Data for this task:

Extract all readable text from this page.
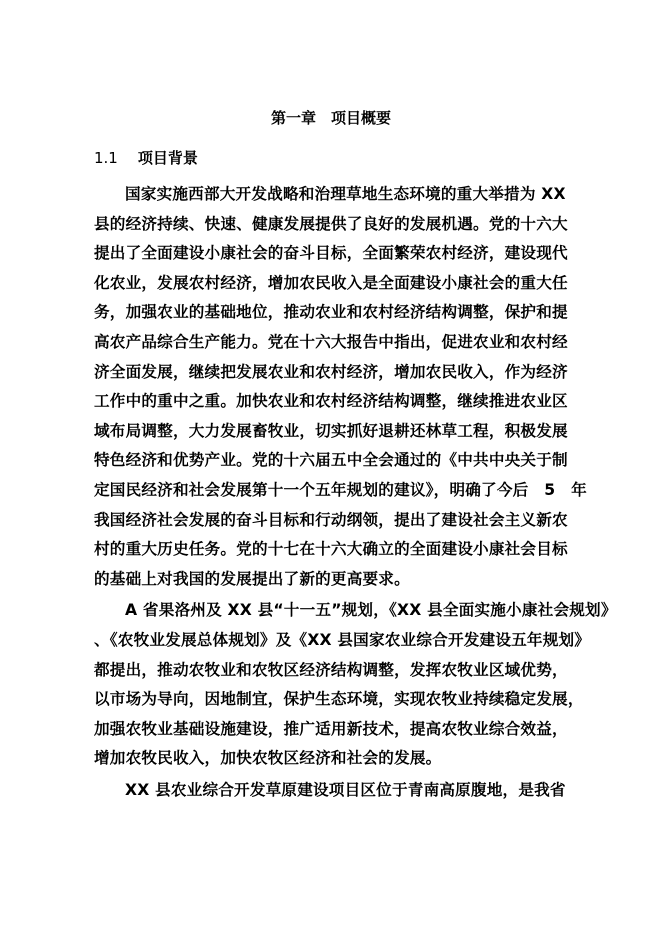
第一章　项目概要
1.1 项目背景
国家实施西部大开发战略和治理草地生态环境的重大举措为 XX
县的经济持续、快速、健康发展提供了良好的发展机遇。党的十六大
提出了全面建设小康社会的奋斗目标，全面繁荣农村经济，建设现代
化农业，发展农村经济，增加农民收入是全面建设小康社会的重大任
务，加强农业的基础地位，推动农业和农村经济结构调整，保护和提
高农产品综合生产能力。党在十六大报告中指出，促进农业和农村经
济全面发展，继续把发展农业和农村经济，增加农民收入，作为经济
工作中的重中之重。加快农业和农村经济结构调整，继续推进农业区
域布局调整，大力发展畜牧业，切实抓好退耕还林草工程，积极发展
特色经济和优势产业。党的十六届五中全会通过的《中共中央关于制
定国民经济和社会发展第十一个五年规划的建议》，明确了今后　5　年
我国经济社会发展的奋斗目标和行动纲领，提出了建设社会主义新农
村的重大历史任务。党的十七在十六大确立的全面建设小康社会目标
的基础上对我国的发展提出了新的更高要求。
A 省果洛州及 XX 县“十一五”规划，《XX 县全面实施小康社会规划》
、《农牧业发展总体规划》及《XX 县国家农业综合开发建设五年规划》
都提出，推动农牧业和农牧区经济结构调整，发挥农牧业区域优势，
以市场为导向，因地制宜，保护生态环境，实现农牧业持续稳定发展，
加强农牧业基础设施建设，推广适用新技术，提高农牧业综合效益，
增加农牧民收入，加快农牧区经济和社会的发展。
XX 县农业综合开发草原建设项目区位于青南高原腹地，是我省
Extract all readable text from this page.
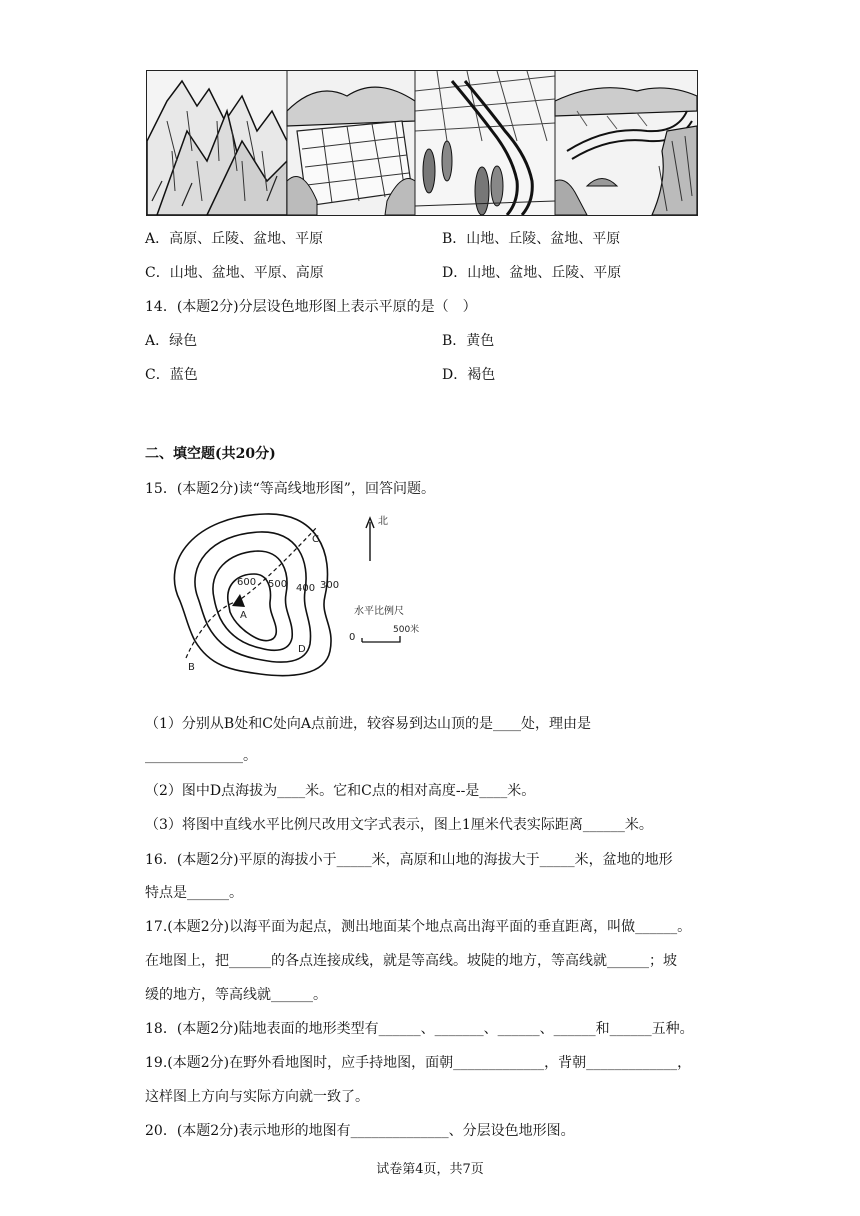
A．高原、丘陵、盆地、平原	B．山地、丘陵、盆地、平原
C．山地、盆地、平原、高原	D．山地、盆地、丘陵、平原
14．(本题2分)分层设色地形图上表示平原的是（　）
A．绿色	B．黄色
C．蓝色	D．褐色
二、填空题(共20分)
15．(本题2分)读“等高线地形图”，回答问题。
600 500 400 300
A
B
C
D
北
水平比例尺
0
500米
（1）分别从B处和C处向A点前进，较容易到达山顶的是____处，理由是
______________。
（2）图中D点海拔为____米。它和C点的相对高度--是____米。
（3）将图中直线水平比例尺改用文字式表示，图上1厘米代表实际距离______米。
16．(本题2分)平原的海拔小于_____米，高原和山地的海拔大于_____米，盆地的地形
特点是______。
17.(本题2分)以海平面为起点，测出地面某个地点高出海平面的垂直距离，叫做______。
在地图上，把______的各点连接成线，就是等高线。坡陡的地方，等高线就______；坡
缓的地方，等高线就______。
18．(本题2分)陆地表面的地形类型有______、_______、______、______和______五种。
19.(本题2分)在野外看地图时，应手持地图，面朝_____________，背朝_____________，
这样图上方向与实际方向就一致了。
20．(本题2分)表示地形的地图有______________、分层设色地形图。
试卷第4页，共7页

Exercise goal: Verbatim reproduction of every record is required; images are left out.

Response to the exercise:
Extract all readable text from this page.
第一章　项目概要
1.1 项目背景
国家实施西部大开发战略和治理草地生态环境的重大举措为 XX
县的经济持续、快速、健康发展提供了良好的发展机遇。党的十六大
提出了全面建设小康社会的奋斗目标，全面繁荣农村经济，建设现代
化农业，发展农村经济，增加农民收入是全面建设小康社会的重大任
务，加强农业的基础地位，推动农业和农村经济结构调整，保护和提
高农产品综合生产能力。党在十六大报告中指出，促进农业和农村经
济全面发展，继续把发展农业和农村经济，增加农民收入，作为经济
工作中的重中之重。加快农业和农村经济结构调整，继续推进农业区
域布局调整，大力发展畜牧业，切实抓好退耕还林草工程，积极发展
特色经济和优势产业。党的十六届五中全会通过的《中共中央关于制
定国民经济和社会发展第十一个五年规划的建议》，明确了今后　5　年
我国经济社会发展的奋斗目标和行动纲领，提出了建设社会主义新农
村的重大历史任务。党的十七在十六大确立的全面建设小康社会目标
的基础上对我国的发展提出了新的更高要求。
A 省果洛州及 XX 县“十一五”规划，《XX 县全面实施小康社会规划》
、《农牧业发展总体规划》及《XX 县国家农业综合开发建设五年规划》
都提出，推动农牧业和农牧区经济结构调整，发挥农牧业区域优势，
以市场为导向，因地制宜，保护生态环境，实现农牧业持续稳定发展，
加强农牧业基础设施建设，推广适用新技术，提高农牧业综合效益，
增加农牧民收入，加快农牧区经济和社会的发展。
XX 县农业综合开发草原建设项目区位于青南高原腹地，是我省
Extract all readable text from this page.
A．高原、丘陵、盆地、平原	B．山地、丘陵、盆地、平原
C．山地、盆地、平原、高原	D．山地、盆地、丘陵、平原
14．(本题2分)分层设色地形图上表示平原的是（　）
A．绿色	B．黄色
C．蓝色	D．褐色
二、填空题(共20分)
15．(本题2分)读“等高线地形图”，回答问题。
600 500 400 300
A
B
C
D
北
水平比例尺
0
500米
（1）分别从B处和C处向A点前进，较容易到达山顶的是____处，理由是
______________。
（2）图中D点海拔为____米。它和C点的相对高度--是____米。
（3）将图中直线水平比例尺改用文字式表示，图上1厘米代表实际距离______米。
16．(本题2分)平原的海拔小于_____米，高原和山地的海拔大于_____米，盆地的地形
特点是______。
17.(本题2分)以海平面为起点，测出地面某个地点高出海平面的垂直距离，叫做______。
在地图上，把______的各点连接成线，就是等高线。坡陡的地方，等高线就______；坡
缓的地方，等高线就______。
18．(本题2分)陆地表面的地形类型有______、_______、______、______和______五种。
19.(本题2分)在野外看地图时，应手持地图，面朝_____________，背朝_____________，
这样图上方向与实际方向就一致了。
20．(本题2分)表示地形的地图有______________、分层设色地形图。
试卷第4页，共7页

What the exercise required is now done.